▶ _Written problem_
Your task is to tally the lines of the listing containing the word "from" and report the figure alone.

Raw records:
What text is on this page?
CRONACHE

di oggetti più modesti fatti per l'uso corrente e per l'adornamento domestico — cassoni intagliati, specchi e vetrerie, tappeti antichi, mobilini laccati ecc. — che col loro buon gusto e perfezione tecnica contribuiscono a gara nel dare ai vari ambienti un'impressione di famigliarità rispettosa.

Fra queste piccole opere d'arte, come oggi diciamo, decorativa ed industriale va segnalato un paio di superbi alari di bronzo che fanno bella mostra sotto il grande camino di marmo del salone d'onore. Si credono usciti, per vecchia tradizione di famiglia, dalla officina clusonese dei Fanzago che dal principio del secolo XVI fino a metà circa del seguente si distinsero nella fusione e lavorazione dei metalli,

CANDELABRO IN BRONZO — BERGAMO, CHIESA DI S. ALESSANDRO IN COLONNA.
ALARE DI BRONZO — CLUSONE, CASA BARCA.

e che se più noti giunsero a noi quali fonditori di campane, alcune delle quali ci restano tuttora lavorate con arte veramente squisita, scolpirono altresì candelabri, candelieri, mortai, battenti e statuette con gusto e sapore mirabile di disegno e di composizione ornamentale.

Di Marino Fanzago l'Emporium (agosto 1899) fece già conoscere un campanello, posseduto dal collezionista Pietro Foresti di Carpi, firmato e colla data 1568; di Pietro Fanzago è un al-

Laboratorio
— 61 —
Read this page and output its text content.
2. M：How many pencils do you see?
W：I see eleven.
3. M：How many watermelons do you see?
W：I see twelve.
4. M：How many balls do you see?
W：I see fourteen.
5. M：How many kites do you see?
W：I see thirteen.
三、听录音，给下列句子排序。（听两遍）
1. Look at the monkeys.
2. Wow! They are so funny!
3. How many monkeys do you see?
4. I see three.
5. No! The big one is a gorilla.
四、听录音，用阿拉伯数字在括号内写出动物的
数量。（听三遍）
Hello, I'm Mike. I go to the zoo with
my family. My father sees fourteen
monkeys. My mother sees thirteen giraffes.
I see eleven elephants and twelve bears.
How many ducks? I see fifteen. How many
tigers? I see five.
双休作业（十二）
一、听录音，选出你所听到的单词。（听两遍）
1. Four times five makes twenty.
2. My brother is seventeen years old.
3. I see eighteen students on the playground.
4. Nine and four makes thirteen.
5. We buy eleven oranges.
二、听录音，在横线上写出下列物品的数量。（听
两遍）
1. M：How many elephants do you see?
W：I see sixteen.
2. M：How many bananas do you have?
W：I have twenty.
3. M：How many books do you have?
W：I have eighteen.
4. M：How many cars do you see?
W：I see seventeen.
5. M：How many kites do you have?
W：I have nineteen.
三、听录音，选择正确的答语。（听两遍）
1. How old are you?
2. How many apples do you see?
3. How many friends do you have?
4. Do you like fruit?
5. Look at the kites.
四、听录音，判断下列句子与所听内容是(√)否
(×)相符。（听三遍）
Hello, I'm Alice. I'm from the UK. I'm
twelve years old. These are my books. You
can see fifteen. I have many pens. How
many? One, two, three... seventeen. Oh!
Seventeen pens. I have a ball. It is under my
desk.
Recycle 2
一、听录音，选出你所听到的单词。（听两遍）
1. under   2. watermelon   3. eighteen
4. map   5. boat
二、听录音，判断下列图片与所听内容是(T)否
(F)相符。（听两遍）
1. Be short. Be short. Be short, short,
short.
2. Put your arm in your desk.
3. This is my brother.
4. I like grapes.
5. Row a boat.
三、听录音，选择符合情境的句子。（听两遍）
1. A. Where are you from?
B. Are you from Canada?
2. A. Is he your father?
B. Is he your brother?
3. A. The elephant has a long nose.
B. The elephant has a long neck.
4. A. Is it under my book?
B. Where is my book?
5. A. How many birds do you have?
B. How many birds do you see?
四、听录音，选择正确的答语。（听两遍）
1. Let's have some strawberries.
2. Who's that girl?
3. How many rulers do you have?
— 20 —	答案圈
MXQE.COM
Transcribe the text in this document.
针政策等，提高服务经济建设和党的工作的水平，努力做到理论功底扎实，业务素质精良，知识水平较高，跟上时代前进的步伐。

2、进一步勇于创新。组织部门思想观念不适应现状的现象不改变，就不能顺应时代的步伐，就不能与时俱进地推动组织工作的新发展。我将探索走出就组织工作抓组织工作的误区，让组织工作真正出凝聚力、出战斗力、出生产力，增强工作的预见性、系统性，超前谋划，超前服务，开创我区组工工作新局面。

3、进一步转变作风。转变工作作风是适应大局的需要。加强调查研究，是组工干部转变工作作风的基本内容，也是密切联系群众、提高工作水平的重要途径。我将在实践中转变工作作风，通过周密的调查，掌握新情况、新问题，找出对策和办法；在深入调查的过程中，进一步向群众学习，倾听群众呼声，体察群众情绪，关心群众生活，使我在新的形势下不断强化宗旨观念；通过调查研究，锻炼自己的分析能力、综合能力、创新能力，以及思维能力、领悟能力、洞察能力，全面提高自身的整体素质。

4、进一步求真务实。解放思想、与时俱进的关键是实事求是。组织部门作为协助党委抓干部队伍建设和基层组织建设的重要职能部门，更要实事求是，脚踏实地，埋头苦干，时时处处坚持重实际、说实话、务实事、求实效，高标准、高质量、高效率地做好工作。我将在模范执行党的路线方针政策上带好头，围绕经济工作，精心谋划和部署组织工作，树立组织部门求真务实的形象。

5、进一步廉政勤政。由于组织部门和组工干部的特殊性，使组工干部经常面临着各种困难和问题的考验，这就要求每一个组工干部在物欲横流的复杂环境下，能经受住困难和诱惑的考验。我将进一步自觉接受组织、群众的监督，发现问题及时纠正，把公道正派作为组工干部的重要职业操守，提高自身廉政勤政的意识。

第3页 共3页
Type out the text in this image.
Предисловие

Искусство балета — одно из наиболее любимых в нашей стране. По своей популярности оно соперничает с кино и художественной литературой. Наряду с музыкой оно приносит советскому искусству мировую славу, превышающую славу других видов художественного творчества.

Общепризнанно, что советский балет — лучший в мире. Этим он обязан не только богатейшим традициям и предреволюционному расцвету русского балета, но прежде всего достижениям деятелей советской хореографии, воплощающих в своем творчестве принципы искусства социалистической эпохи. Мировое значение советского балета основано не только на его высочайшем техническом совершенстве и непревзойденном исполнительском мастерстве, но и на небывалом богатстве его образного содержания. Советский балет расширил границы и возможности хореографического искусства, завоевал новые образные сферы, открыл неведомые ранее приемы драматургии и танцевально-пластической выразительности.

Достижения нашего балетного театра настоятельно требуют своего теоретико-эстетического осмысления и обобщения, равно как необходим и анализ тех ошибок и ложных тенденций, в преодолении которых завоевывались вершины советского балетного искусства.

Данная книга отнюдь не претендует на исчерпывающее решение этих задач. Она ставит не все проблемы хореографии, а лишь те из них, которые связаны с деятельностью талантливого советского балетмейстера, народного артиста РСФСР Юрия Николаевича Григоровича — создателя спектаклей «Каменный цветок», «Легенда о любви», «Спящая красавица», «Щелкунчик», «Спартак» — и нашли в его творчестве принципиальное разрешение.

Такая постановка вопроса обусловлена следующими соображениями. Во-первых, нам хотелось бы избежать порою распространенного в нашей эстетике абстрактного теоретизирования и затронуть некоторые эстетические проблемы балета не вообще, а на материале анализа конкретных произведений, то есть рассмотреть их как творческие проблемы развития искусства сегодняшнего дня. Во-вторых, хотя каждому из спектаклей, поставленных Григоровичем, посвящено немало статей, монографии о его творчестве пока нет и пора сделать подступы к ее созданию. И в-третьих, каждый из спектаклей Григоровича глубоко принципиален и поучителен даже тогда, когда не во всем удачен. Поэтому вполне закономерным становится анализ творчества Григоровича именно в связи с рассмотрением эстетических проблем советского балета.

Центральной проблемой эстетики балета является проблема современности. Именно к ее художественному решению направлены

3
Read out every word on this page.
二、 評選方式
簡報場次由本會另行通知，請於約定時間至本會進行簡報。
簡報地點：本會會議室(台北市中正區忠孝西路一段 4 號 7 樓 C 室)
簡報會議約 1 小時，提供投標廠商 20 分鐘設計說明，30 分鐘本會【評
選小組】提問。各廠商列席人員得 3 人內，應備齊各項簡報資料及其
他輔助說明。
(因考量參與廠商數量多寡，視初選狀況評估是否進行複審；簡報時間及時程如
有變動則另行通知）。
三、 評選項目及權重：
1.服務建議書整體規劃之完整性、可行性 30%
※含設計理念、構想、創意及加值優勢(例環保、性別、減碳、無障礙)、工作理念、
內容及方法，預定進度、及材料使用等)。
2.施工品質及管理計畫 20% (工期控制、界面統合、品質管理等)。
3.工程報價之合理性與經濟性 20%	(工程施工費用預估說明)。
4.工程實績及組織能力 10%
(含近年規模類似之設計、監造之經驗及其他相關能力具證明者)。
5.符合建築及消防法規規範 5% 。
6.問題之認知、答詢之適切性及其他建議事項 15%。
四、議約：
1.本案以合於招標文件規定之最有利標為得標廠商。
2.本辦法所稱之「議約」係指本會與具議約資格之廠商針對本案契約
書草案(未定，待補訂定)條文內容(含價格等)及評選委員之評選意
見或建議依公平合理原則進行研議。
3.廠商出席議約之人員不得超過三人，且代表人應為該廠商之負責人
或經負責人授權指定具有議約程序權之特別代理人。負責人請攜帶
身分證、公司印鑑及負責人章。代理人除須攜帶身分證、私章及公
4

▶ _Answer to this problem_
3